TASK BRIEF -
Copy out all lines with the word "amount" in them.
★ ★ ★ ★
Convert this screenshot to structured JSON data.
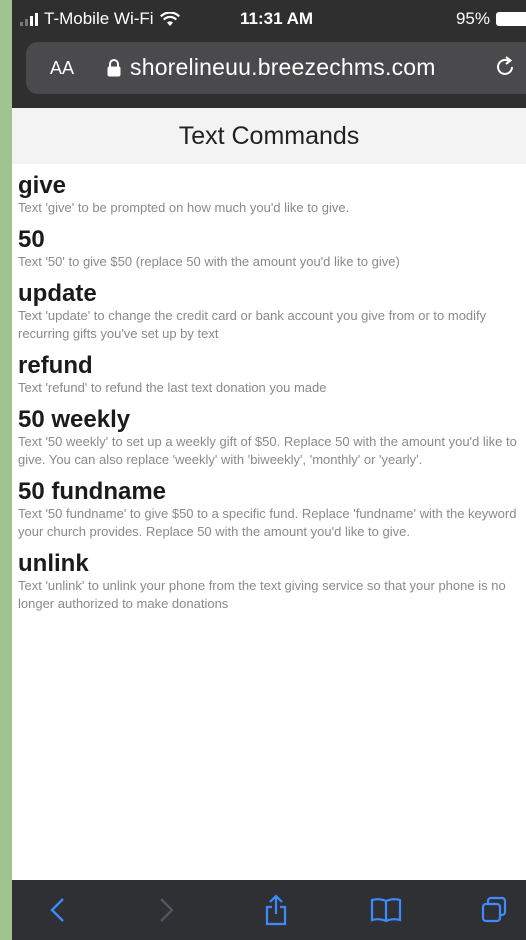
{
  "status_bar": {
    "carrier": "T-Mobile Wi-Fi",
    "time": "11:31 AM",
    "battery": "95%"
  },
  "browser": {
    "text_size_label": "AA",
    "url": "shorelineuu.breezechms.com"
  },
  "page": {
    "title": "Text Commands",
    "commands": [
      {
        "keyword": "give",
        "description": "Text 'give' to be prompted on how much you'd like to give."
      },
      {
        "keyword": "50",
        "description": "Text '50' to give $50 (replace 50 with the amount you'd like to give)"
      },
      {
        "keyword": "update",
        "description": "Text 'update' to change the credit card or bank account you give from or to modify recurring gifts you've set up by text"
      },
      {
        "keyword": "refund",
        "description": "Text 'refund' to refund the last text donation you made"
      },
      {
        "keyword": "50 weekly",
        "description": "Text '50 weekly' to set up a weekly gift of $50. Replace 50 with the amount you'd like to give. You can also replace 'weekly' with 'biweekly', 'monthly' or 'yearly'."
      },
      {
        "keyword": "50 fundname",
        "description": "Text '50 fundname' to give $50 to a specific fund. Replace 'fundname' with the keyword your church provides. Replace 50 with the amount you'd like to give."
      },
      {
        "keyword": "unlink",
        "description": "Text 'unlink' to unlink your phone from the text giving service so that your phone is no longer authorized to make donations"
      }
    ]
  },
  "toolbar": {
    "icons": [
      "back-icon",
      "forward-icon",
      "share-icon",
      "bookmarks-icon",
      "tabs-icon"
    ]
  },
  "colors": {
    "chrome": "#2f2f30",
    "address_bar": "#4a4a4c",
    "toolbar": "#2e3033",
    "accent": "#3d8bff",
    "desc_text": "#8a8a8a"
  }
}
★ ★ ★ ★
THE ANSWER -
        "description": "Text '50' to give $50 (replace 50 with the amount you'd like to give)"
        "description": "Text '50 weekly' to set up a weekly gift of $50. Replace 50 with the amount you'd like to give. You can also replace 'weekly' with 'biweekly', 'monthly' or 'yearly'."
        "description": "Text '50 fundname' to give $50 to a specific fund. Replace 'fundname' with the keyword your church provides. Replace 50 with the amount you'd like to give."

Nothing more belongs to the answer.